— begin TASK INPUT —

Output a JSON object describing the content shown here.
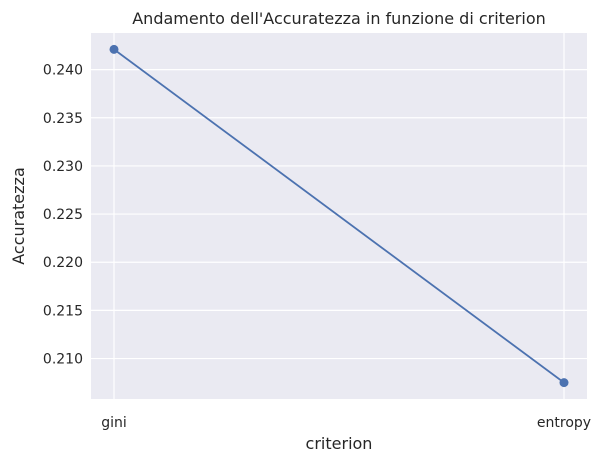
{
  "chart_data": {
    "type": "line",
    "title": "Andamento dell'Accuratezza in funzione di criterion",
    "xlabel": "criterion",
    "ylabel": "Accuratezza",
    "categories": [
      "gini",
      "entropy"
    ],
    "series": [
      {
        "values": [
          0.2421,
          0.2075
        ]
      }
    ],
    "ylim": [
      0.2058,
      0.2438
    ],
    "yticks": [
      0.21,
      0.215,
      0.22,
      0.225,
      0.23,
      0.235,
      0.24
    ],
    "ytick_labels": [
      "0.210",
      "0.215",
      "0.220",
      "0.225",
      "0.230",
      "0.235",
      "0.240"
    ],
    "grid": true,
    "colors": {
      "background": "#eaeaf2",
      "grid": "#ffffff",
      "line": "#4c72b0"
    }
  }
}
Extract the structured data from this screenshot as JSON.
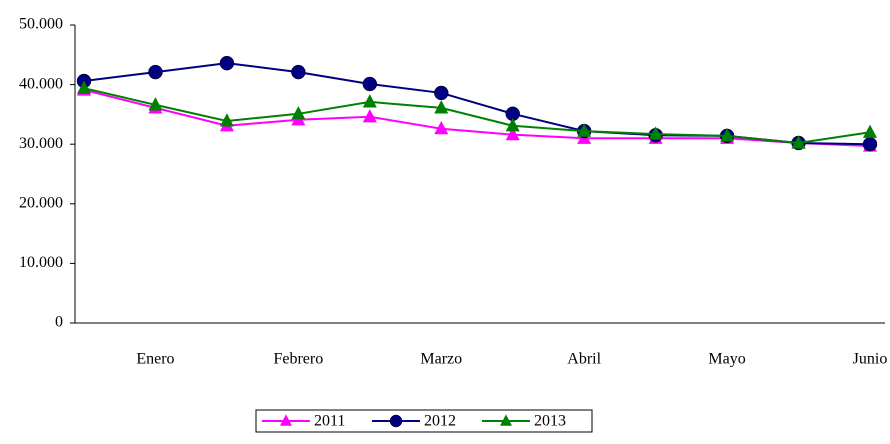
{
  "chart_data": {
    "type": "line",
    "categories": [
      null,
      "Enero",
      null,
      "Febrero",
      null,
      "Marzo",
      null,
      "Abril",
      null,
      "Mayo",
      null,
      "Junio"
    ],
    "series": [
      {
        "name": "2011",
        "color": "#ff00ff",
        "marker": "triangle",
        "values": [
          39100,
          36100,
          33100,
          34100,
          34600,
          32600,
          31600,
          31000,
          31000,
          31000,
          30200,
          29700
        ]
      },
      {
        "name": "2012",
        "color": "#000080",
        "marker": "circle",
        "values": [
          40600,
          42100,
          43600,
          42100,
          40100,
          38600,
          35100,
          32200,
          31500,
          31400,
          30200,
          30000
        ]
      },
      {
        "name": "2013",
        "color": "#008000",
        "marker": "triangle",
        "values": [
          39400,
          36600,
          33900,
          35100,
          37100,
          36100,
          33100,
          32200,
          31700,
          31400,
          30200,
          32000
        ]
      }
    ],
    "ylim": [
      0,
      50000
    ],
    "yticks": [
      0,
      {
        "value": 10000,
        "label": "10.000"
      },
      {
        "value": 20000,
        "label": "20.000"
      },
      {
        "value": 30000,
        "label": "30.000"
      },
      {
        "value": 40000,
        "label": "40.000"
      },
      {
        "value": 50000,
        "label": "50.000"
      }
    ],
    "grid": false,
    "legend": "bottom"
  }
}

— end TASK INPUT —

§ **PROBLEM STATEMENT**: All the lines above are to be given again exactly as they read, with the pictures removed.

§ **WRITTEN ANSWER**:
Output a JSON object describing the content shown here.
{
  "chart_data": {
    "type": "line",
    "title": "Andamento dell'Accuratezza in funzione di criterion",
    "xlabel": "criterion",
    "ylabel": "Accuratezza",
    "categories": [
      "gini",
      "entropy"
    ],
    "series": [
      {
        "values": [
          0.2421,
          0.2075
        ]
      }
    ],
    "ylim": [
      0.2058,
      0.2438
    ],
    "yticks": [
      0.21,
      0.215,
      0.22,
      0.225,
      0.23,
      0.235,
      0.24
    ],
    "ytick_labels": [
      "0.210",
      "0.215",
      "0.220",
      "0.225",
      "0.230",
      "0.235",
      "0.240"
    ],
    "grid": true,
    "colors": {
      "background": "#eaeaf2",
      "grid": "#ffffff",
      "line": "#4c72b0"
    }
  }
}
Extract the structured data from this screenshot as JSON.
{
  "chart_data": {
    "type": "line",
    "categories": [
      null,
      "Enero",
      null,
      "Febrero",
      null,
      "Marzo",
      null,
      "Abril",
      null,
      "Mayo",
      null,
      "Junio"
    ],
    "series": [
      {
        "name": "2011",
        "color": "#ff00ff",
        "marker": "triangle",
        "values": [
          39100,
          36100,
          33100,
          34100,
          34600,
          32600,
          31600,
          31000,
          31000,
          31000,
          30200,
          29700
        ]
      },
      {
        "name": "2012",
        "color": "#000080",
        "marker": "circle",
        "values": [
          40600,
          42100,
          43600,
          42100,
          40100,
          38600,
          35100,
          32200,
          31500,
          31400,
          30200,
          30000
        ]
      },
      {
        "name": "2013",
        "color": "#008000",
        "marker": "triangle",
        "values": [
          39400,
          36600,
          33900,
          35100,
          37100,
          36100,
          33100,
          32200,
          31700,
          31400,
          30200,
          32000
        ]
      }
    ],
    "ylim": [
      0,
      50000
    ],
    "yticks": [
      0,
      {
        "value": 10000,
        "label": "10.000"
      },
      {
        "value": 20000,
        "label": "20.000"
      },
      {
        "value": 30000,
        "label": "30.000"
      },
      {
        "value": 40000,
        "label": "40.000"
      },
      {
        "value": 50000,
        "label": "50.000"
      }
    ],
    "grid": false,
    "legend": "bottom"
  }
}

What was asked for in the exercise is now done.